▶ Extracted text
⁂

5

I'm working on some Java code that will eventually be used within an app server to access some really big files (over 1GB, under 20GB), possibly hosted on an NFS share. Servicing an individual request will involve doing this:

  1. Find the large file I need to read
  2. Navigate to a random point in that file
  3. Read bytes from that file (usually under 1MB)
  4. Return those bytes

I have some happy simple POC code at the moment that simply opens a new read-only file and the closes it:

RandomAccessFile raf=new RandomAccessFile(myFileName, "r");
try{
   byte[] buffer = new byte[size];
   raf.seek(position);
   raf.reafFully(buffer);
   return buffer;
}
finally{
   raf.close();
}

I'm wondering if this is an elegantly simple approach that should work really well, or a foolishly simplistic approach which will have a lot of problems under heavy load (and perhaps I need to make a thread-safe pool of readers, etc). Obviously testing that assumption would be best, but I was wondering if there were any best practices or known issues with either approach. So far I haven't been able to figure out very much googling...

Thanks!

PS. It's not clear yet whether the final version of this would be hosted on Windows or *nix. It's also not clear how the large files would be shared. PPS. The app servers are likely to be configured in a cluster, so two different app servers might need to read the same large shared file at the same time.

⁂

▶ Supplied information

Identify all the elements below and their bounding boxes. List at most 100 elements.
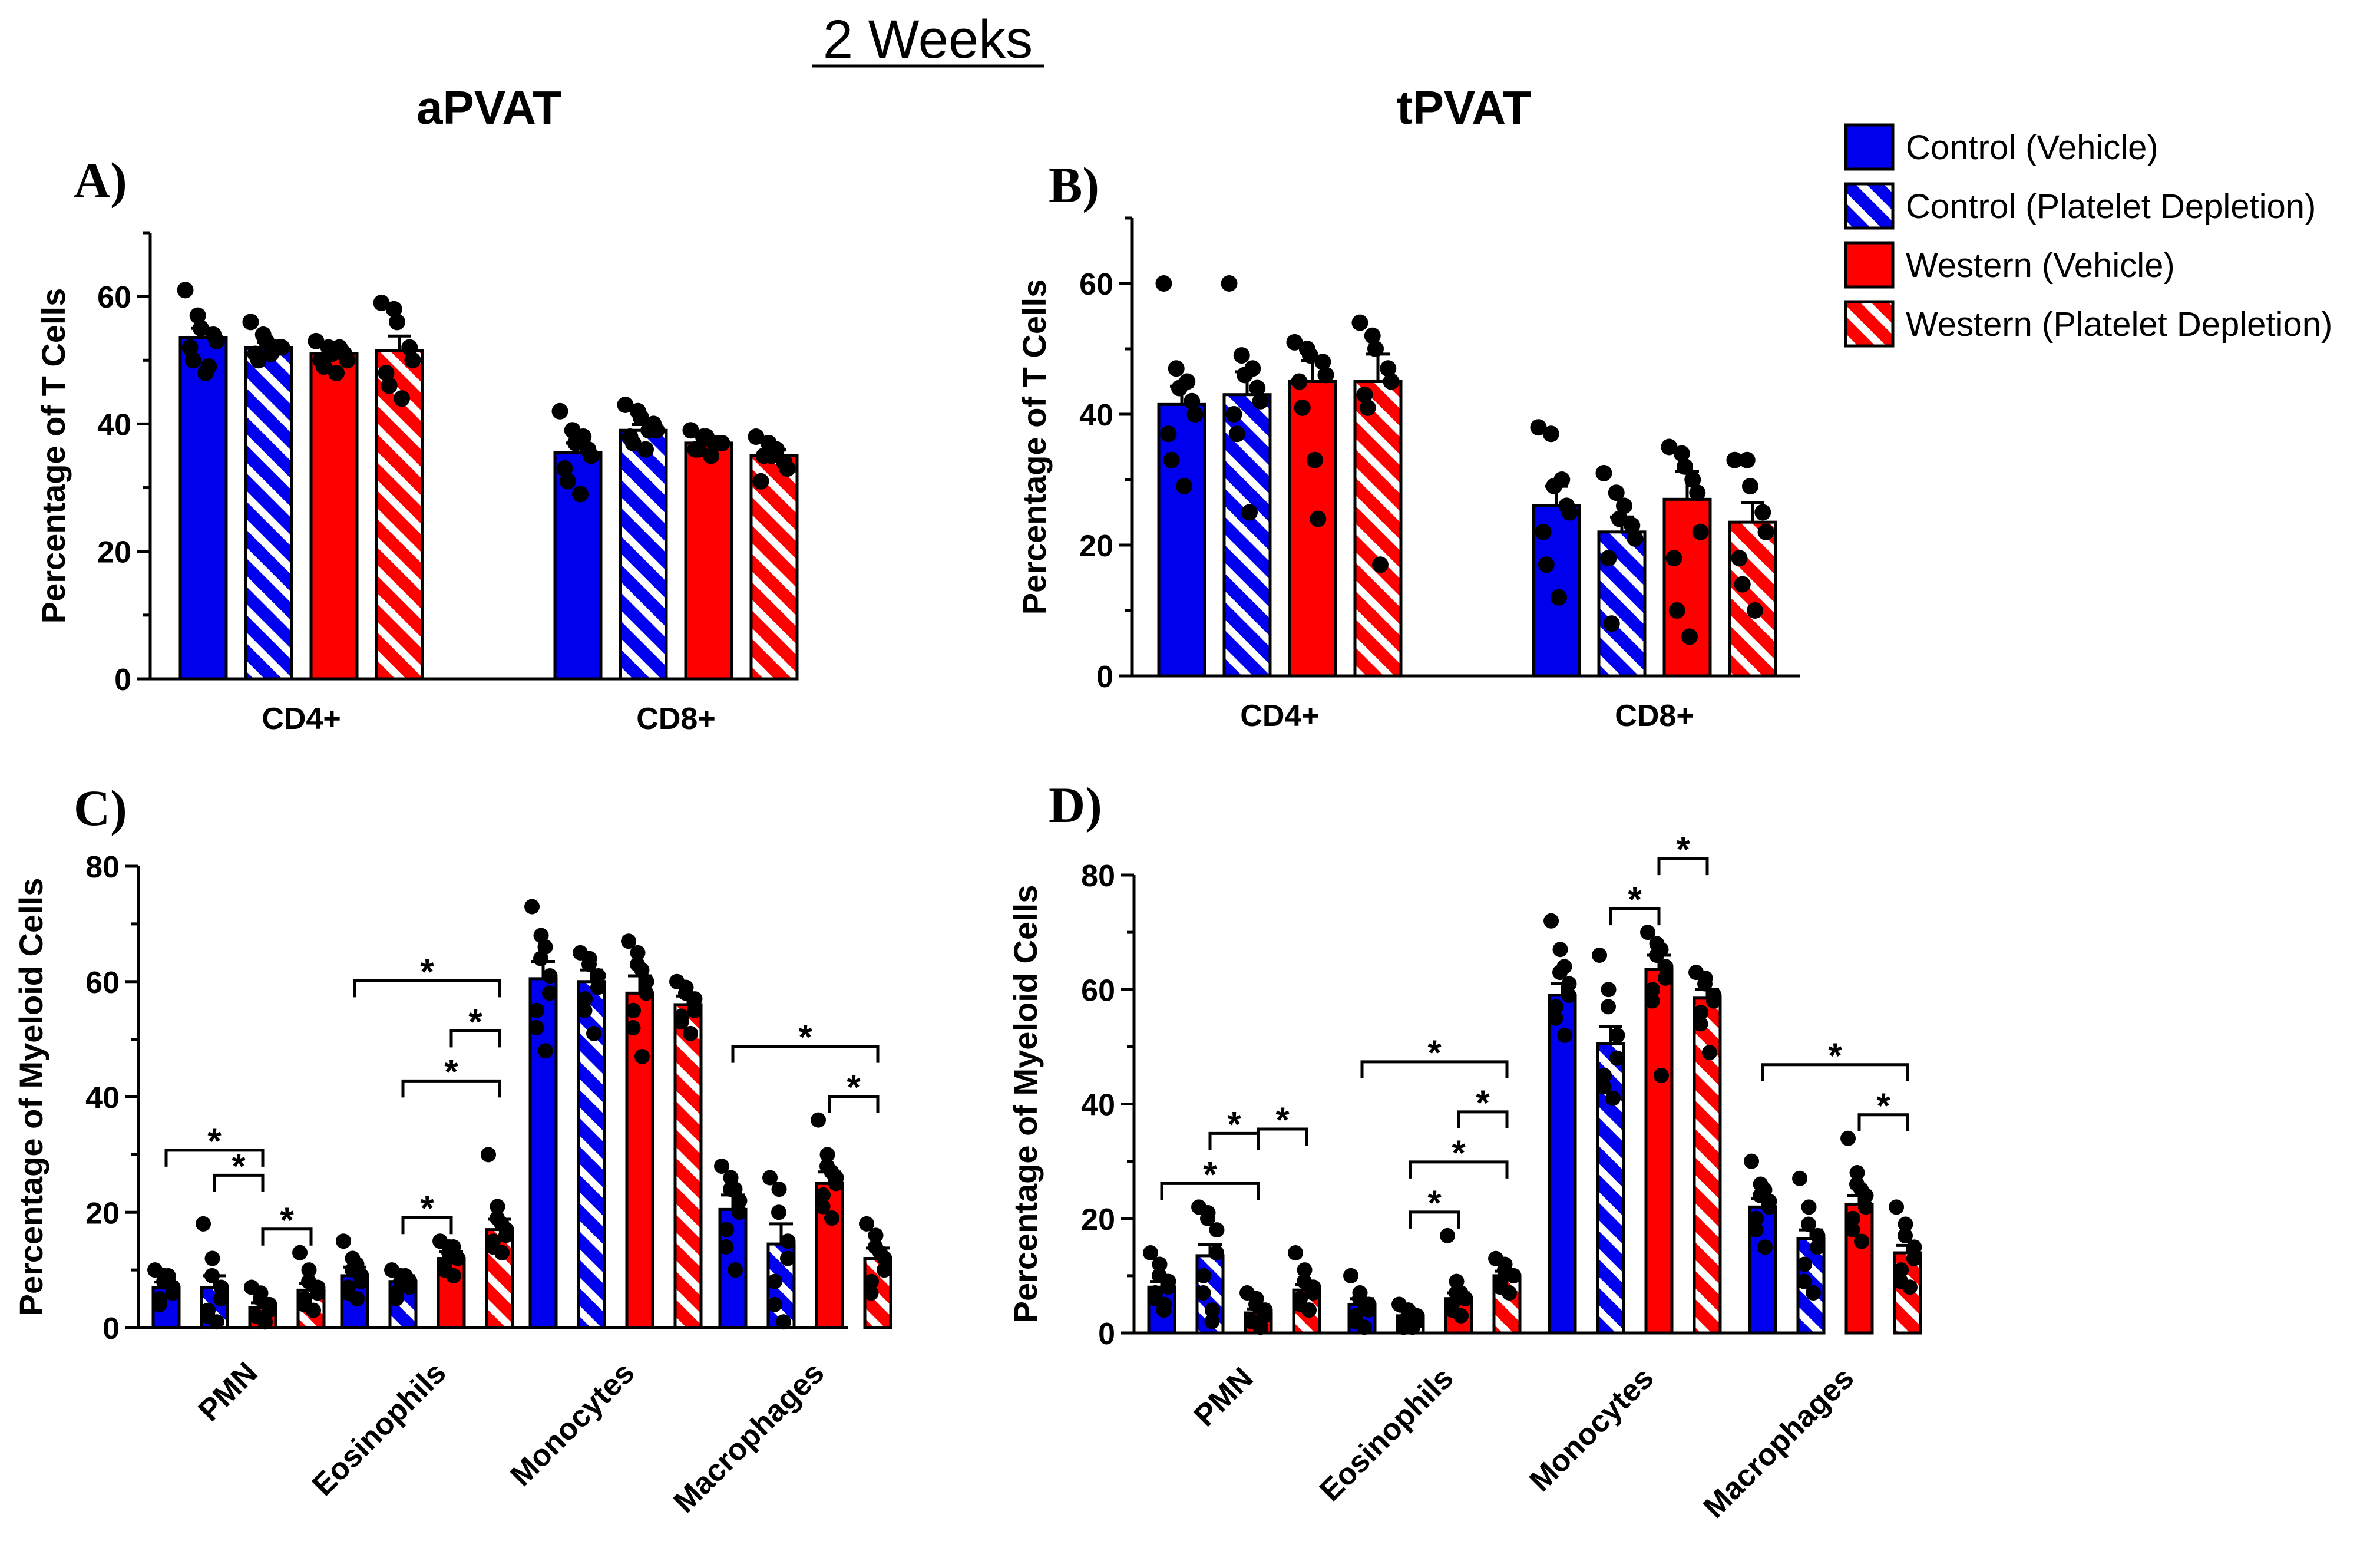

⁂

Return the stretch of the large-file question from "I'm working on" through "(usually under 1MB)", copied word for word.

▶ Solved problem
I'm working on some Java code that will eventually be used within an app server to access some really big files (over 1GB, under 20GB), possibly hosted on an NFS share. Servicing an individual request will involve doing this:

  1. Find the large file I need to read
  2. Navigate to a random point in that file
  3. Read bytes from that file (usually under 1MB)